WHAT THE TASK ASKS
Go through the data below and gather each line containing "吉祥湾花园合作建房合同".

RECORDS FOR PROCESSING
════════

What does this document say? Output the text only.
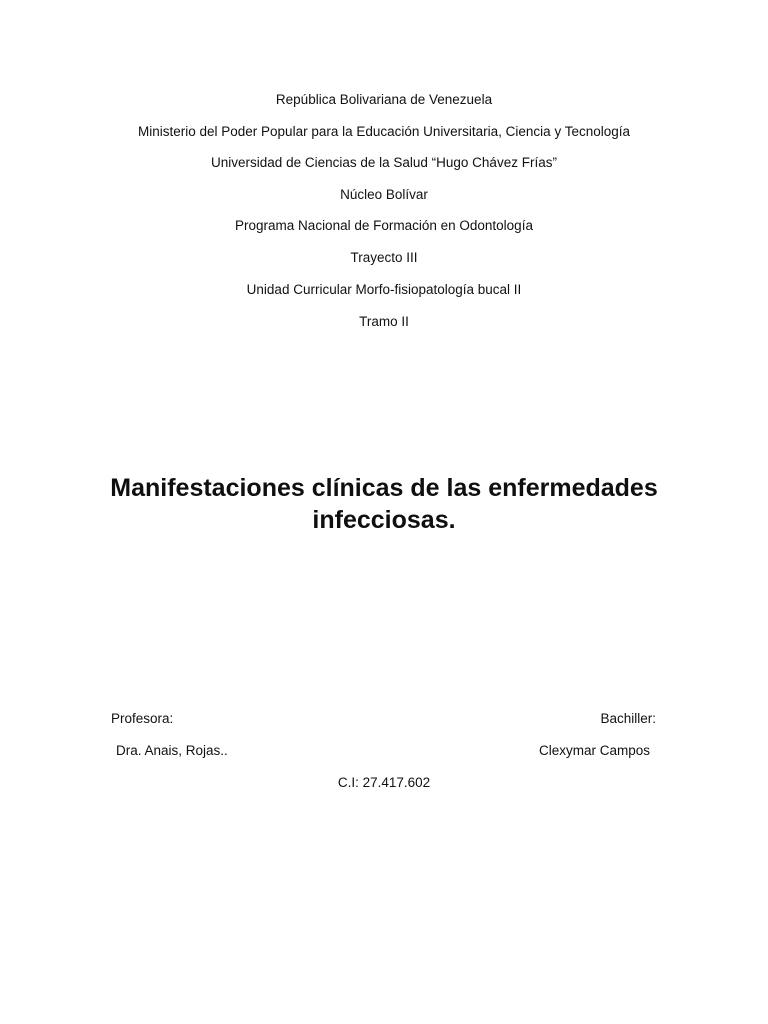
República Bolivariana de Venezuela
Ministerio del Poder Popular para la Educación Universitaria, Ciencia y Tecnología
Universidad de Ciencias de la Salud “Hugo Chávez Frías”
Núcleo Bolívar
Programa Nacional de Formación en Odontología
Trayecto III
Unidad Curricular Morfo-fisiopatología bucal II
Tramo II
Manifestaciones clínicas de las enfermedades infecciosas.
Profesora:	Bachiller:
Dra. Anais, Rojas..	Clexymar Campos
C.I: 27.417.602
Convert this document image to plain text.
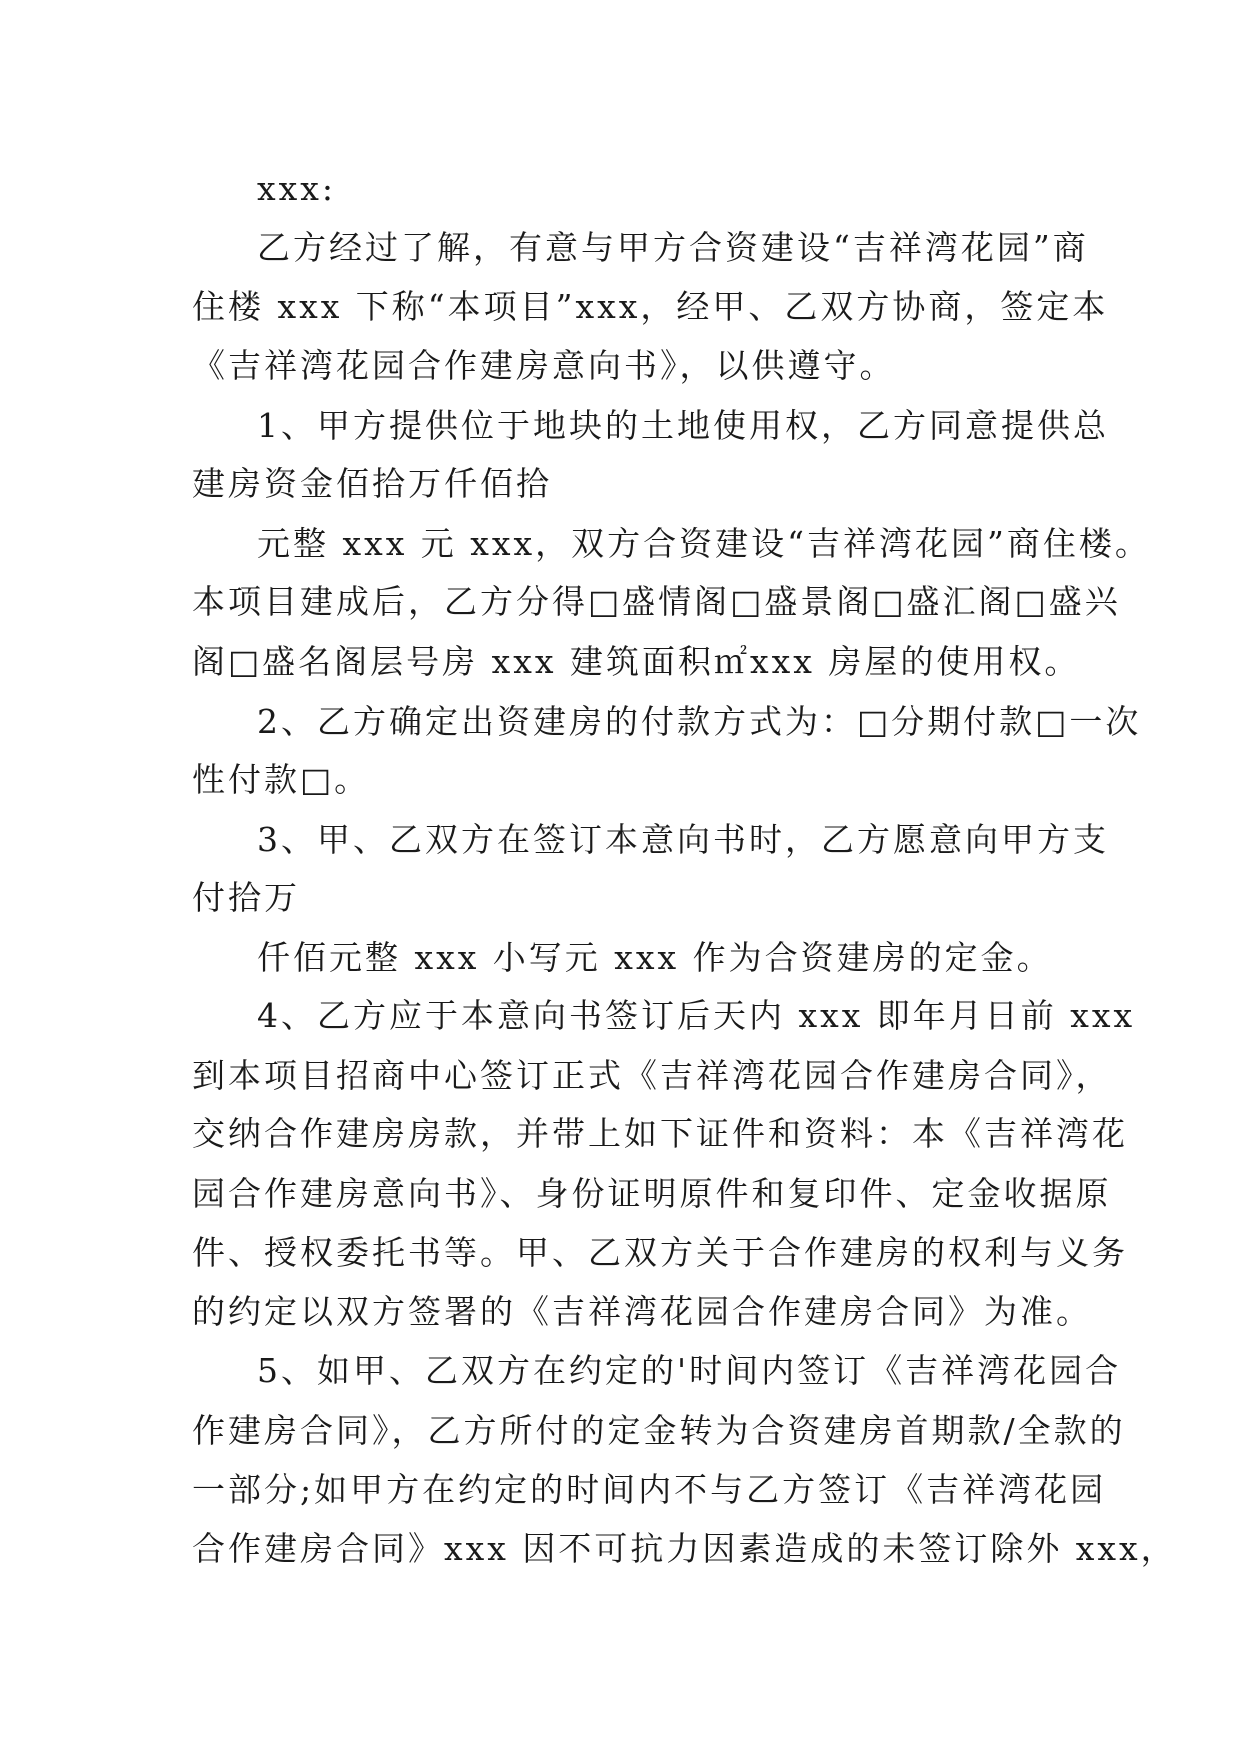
xxx:
乙方经过了解，有意与甲方合资建设“吉祥湾花园”商
住楼 xxx 下称“本项目”xxx，经甲、乙双方协商，签定本
《吉祥湾花园合作建房意向书》，以供遵守。
1、甲方提供位于地块的土地使用权，乙方同意提供总
建房资金佰拾万仟佰拾
元整 xxx 元 xxx，双方合资建设“吉祥湾花园”商住楼。
本项目建成后，乙方分得□盛情阁□盛景阁□盛汇阁□盛兴
阁□盛名阁层号房 xxx 建筑面积㎡xxx 房屋的使用权。
2、乙方确定出资建房的付款方式为：□分期付款□一次
性付款□。
3、甲、乙双方在签订本意向书时，乙方愿意向甲方支
付拾万
仟佰元整 xxx 小写元 xxx 作为合资建房的定金。
4、乙方应于本意向书签订后天内 xxx 即年月日前 xxx
到本项目招商中心签订正式《吉祥湾花园合作建房合同》，
交纳合作建房房款，并带上如下证件和资料：本《吉祥湾花
园合作建房意向书》、身份证明原件和复印件、定金收据原
件、授权委托书等。甲、乙双方关于合作建房的权利与义务
的约定以双方签署的《吉祥湾花园合作建房合同》为准。
5、如甲、乙双方在约定的'时间内签订《吉祥湾花园合
作建房合同》，乙方所付的定金转为合资建房首期款/全款的
一部分;如甲方在约定的时间内不与乙方签订《吉祥湾花园
合作建房合同》xxx 因不可抗力因素造成的未签订除外 xxx，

════════

EXERCISE RESULT
到本项目招商中心签订正式《吉祥湾花园合作建房合同》，
的约定以双方签署的《吉祥湾花园合作建房合同》为准。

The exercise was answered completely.